:: Problem to solve ::
Your task is to copy every record exactly.
**** Extracted information ****
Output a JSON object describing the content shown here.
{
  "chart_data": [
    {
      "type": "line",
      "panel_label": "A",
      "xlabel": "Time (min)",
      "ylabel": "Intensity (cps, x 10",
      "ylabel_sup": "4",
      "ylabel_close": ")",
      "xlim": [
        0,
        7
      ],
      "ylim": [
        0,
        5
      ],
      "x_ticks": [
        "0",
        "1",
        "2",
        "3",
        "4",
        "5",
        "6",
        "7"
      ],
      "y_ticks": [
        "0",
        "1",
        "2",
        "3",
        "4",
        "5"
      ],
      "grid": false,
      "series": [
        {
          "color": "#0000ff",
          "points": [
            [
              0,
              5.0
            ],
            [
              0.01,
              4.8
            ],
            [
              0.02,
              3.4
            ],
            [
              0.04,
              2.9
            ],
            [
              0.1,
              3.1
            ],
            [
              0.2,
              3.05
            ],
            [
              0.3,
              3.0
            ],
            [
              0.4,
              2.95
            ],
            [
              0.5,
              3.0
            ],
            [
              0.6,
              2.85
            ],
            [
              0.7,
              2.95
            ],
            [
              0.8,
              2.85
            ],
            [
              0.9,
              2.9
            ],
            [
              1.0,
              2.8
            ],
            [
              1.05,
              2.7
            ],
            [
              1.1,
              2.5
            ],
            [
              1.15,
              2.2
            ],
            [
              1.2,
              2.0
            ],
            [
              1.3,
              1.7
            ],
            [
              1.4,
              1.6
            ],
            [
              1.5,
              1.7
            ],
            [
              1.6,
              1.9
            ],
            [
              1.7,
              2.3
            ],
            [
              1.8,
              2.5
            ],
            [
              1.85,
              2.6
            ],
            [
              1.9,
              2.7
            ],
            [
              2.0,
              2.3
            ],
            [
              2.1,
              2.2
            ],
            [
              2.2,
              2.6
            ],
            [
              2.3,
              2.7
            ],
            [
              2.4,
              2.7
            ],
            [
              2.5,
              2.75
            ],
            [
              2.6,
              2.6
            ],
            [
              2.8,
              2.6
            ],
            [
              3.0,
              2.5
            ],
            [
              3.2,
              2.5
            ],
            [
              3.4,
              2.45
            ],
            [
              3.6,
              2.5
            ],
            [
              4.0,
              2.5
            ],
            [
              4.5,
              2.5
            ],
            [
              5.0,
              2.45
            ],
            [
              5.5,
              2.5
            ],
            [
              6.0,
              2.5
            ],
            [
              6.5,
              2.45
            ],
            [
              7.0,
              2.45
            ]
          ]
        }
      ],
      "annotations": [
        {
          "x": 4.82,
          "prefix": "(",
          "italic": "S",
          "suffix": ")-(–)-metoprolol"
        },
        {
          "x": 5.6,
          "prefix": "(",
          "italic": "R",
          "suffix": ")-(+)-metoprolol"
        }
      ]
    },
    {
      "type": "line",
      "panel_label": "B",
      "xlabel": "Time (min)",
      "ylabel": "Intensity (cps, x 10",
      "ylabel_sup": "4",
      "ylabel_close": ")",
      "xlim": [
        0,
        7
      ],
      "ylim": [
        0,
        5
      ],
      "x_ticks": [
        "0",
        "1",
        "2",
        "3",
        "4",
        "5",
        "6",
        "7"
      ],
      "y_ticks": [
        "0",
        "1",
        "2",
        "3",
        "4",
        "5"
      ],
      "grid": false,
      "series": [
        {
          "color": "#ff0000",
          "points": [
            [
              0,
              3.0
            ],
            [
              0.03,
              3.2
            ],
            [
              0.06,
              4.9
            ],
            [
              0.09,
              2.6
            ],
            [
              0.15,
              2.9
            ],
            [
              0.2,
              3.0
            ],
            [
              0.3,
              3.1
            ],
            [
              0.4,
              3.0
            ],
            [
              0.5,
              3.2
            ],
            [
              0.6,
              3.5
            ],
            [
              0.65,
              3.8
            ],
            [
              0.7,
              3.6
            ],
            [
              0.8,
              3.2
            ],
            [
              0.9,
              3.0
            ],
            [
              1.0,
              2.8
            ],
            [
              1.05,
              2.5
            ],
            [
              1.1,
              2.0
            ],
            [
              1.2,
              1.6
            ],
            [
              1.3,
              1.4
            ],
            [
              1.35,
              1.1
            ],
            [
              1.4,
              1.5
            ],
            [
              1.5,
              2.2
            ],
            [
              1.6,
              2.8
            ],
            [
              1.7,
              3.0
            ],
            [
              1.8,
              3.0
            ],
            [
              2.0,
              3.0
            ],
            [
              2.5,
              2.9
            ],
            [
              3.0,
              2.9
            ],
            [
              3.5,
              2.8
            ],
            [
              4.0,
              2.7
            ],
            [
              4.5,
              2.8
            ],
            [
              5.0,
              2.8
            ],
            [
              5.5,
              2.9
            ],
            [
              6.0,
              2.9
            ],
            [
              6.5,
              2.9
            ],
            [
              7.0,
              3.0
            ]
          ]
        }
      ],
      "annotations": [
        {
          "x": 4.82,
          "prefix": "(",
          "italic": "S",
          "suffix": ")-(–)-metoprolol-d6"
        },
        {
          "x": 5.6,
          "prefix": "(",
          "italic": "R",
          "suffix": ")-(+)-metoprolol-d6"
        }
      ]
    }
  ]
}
****
:: Finished task ::
Output a JSON object describing the content shown here.
{
  "chart_data": [
    {
      "type": "line",
      "panel_label": "A",
      "xlabel": "Time (min)",
      "ylabel": "Intensity (cps, x 10",
      "ylabel_sup": "4",
      "ylabel_close": ")",
      "xlim": [
        0,
        7
      ],
      "ylim": [
        0,
        5
      ],
      "x_ticks": [
        "0",
        "1",
        "2",
        "3",
        "4",
        "5",
        "6",
        "7"
      ],
      "y_ticks": [
        "0",
        "1",
        "2",
        "3",
        "4",
        "5"
      ],
      "grid": false,
      "series": [
        {
          "color": "#0000ff",
          "points": [
            [
              0,
              5.0
            ],
            [
              0.01,
              4.8
            ],
            [
              0.02,
              3.4
            ],
            [
              0.04,
              2.9
            ],
            [
              0.1,
              3.1
            ],
            [
              0.2,
              3.05
            ],
            [
              0.3,
              3.0
            ],
            [
              0.4,
              2.95
            ],
            [
              0.5,
              3.0
            ],
            [
              0.6,
              2.85
            ],
            [
              0.7,
              2.95
            ],
            [
              0.8,
              2.85
            ],
            [
              0.9,
              2.9
            ],
            [
              1.0,
              2.8
            ],
            [
              1.05,
              2.7
            ],
            [
              1.1,
              2.5
            ],
            [
              1.15,
              2.2
            ],
            [
              1.2,
              2.0
            ],
            [
              1.3,
              1.7
            ],
            [
              1.4,
              1.6
            ],
            [
              1.5,
              1.7
            ],
            [
              1.6,
              1.9
            ],
            [
              1.7,
              2.3
            ],
            [
              1.8,
              2.5
            ],
            [
              1.85,
              2.6
            ],
            [
              1.9,
              2.7
            ],
            [
              2.0,
              2.3
            ],
            [
              2.1,
              2.2
            ],
            [
              2.2,
              2.6
            ],
            [
              2.3,
              2.7
            ],
            [
              2.4,
              2.7
            ],
            [
              2.5,
              2.75
            ],
            [
              2.6,
              2.6
            ],
            [
              2.8,
              2.6
            ],
            [
              3.0,
              2.5
            ],
            [
              3.2,
              2.5
            ],
            [
              3.4,
              2.45
            ],
            [
              3.6,
              2.5
            ],
            [
              4.0,
              2.5
            ],
            [
              4.5,
              2.5
            ],
            [
              5.0,
              2.45
            ],
            [
              5.5,
              2.5
            ],
            [
              6.0,
              2.5
            ],
            [
              6.5,
              2.45
            ],
            [
              7.0,
              2.45
            ]
          ]
        }
      ],
      "annotations": [
        {
          "x": 4.82,
          "prefix": "(",
          "italic": "S",
          "suffix": ")-(–)-metoprolol"
        },
        {
          "x": 5.6,
          "prefix": "(",
          "italic": "R",
          "suffix": ")-(+)-metoprolol"
        }
      ]
    },
    {
      "type": "line",
      "panel_label": "B",
      "xlabel": "Time (min)",
      "ylabel": "Intensity (cps, x 10",
      "ylabel_sup": "4",
      "ylabel_close": ")",
      "xlim": [
        0,
        7
      ],
      "ylim": [
        0,
        5
      ],
      "x_ticks": [
        "0",
        "1",
        "2",
        "3",
        "4",
        "5",
        "6",
        "7"
      ],
      "y_ticks": [
        "0",
        "1",
        "2",
        "3",
        "4",
        "5"
      ],
      "grid": false,
      "series": [
        {
          "color": "#ff0000",
          "points": [
            [
              0,
              3.0
            ],
            [
              0.03,
              3.2
            ],
            [
              0.06,
              4.9
            ],
            [
              0.09,
              2.6
            ],
            [
              0.15,
              2.9
            ],
            [
              0.2,
              3.0
            ],
            [
              0.3,
              3.1
            ],
            [
              0.4,
              3.0
            ],
            [
              0.5,
              3.2
            ],
            [
              0.6,
              3.5
            ],
            [
              0.65,
              3.8
            ],
            [
              0.7,
              3.6
            ],
            [
              0.8,
              3.2
            ],
            [
              0.9,
              3.0
            ],
            [
              1.0,
              2.8
            ],
            [
              1.05,
              2.5
            ],
            [
              1.1,
              2.0
            ],
            [
              1.2,
              1.6
            ],
            [
              1.3,
              1.4
            ],
            [
              1.35,
              1.1
            ],
            [
              1.4,
              1.5
            ],
            [
              1.5,
              2.2
            ],
            [
              1.6,
              2.8
            ],
            [
              1.7,
              3.0
            ],
            [
              1.8,
              3.0
            ],
            [
              2.0,
              3.0
            ],
            [
              2.5,
              2.9
            ],
            [
              3.0,
              2.9
            ],
            [
              3.5,
              2.8
            ],
            [
              4.0,
              2.7
            ],
            [
              4.5,
              2.8
            ],
            [
              5.0,
              2.8
            ],
            [
              5.5,
              2.9
            ],
            [
              6.0,
              2.9
            ],
            [
              6.5,
              2.9
            ],
            [
              7.0,
              3.0
            ]
          ]
        }
      ],
      "annotations": [
        {
          "x": 4.82,
          "prefix": "(",
          "italic": "S",
          "suffix": ")-(–)-metoprolol-d6"
        },
        {
          "x": 5.6,
          "prefix": "(",
          "italic": "R",
          "suffix": ")-(+)-metoprolol-d6"
        }
      ]
    }
  ]
}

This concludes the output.